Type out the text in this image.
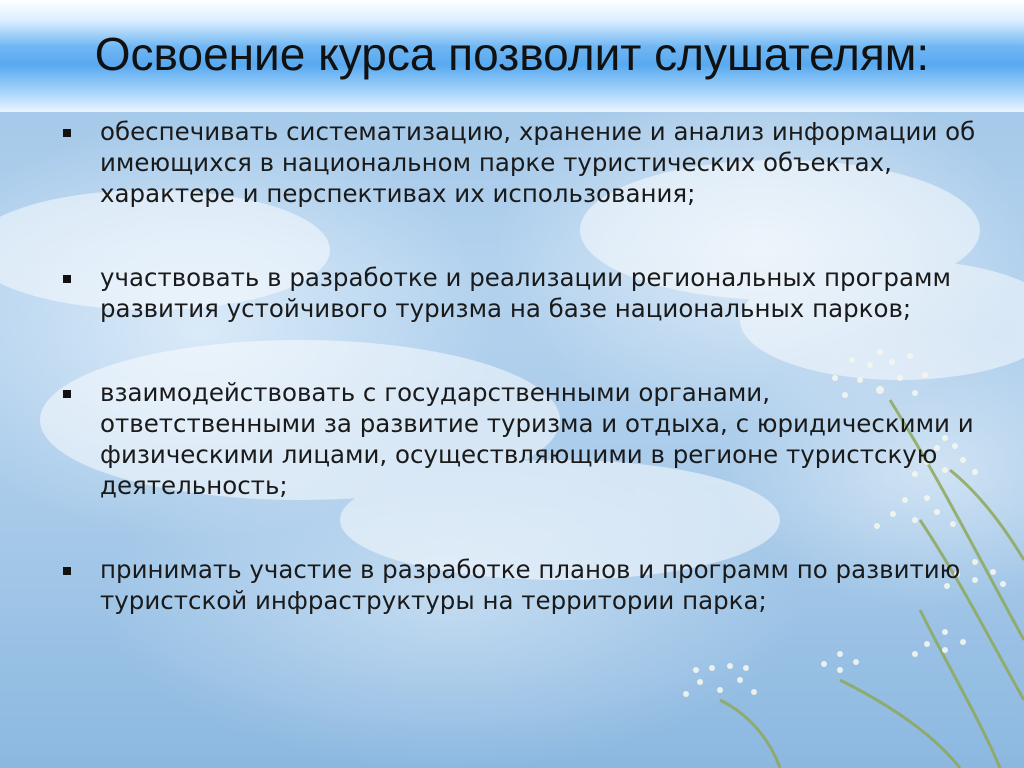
Освоение курса позволит слушателям:
обеспечивать систематизацию, хранение и анализ информации об имеющихся в национальном парке туристических объектах, характере и перспективах их использования;
участвовать в разработке и реализации региональных программ развития устойчивого туризма на базе национальных парков;
взаимодействовать с государственными органами, ответственными за развитие туризма и отдыха, с юридическими и физическими лицами, осуществляющими в регионе туристскую деятельность;
принимать участие в разработке планов и программ по развитию туристской инфраструктуры на территории парка;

● **GIVEN TASK**:
Print all of the entries word for word. Skip any images they contain.

● **THE RESULT**:
Type out the text in this image.
Освоение курса позволит слушателям:
обеспечивать систематизацию, хранение и анализ информации об имеющихся в национальном парке туристических объектах, характере и перспективах их использования;
участвовать в разработке и реализации региональных программ развития устойчивого туризма на базе национальных парков;
взаимодействовать с государственными органами, ответственными за развитие туризма и отдыха, с юридическими и физическими лицами, осуществляющими в регионе туристскую деятельность;
принимать участие в разработке планов и программ по развитию туристской инфраструктуры на территории парка;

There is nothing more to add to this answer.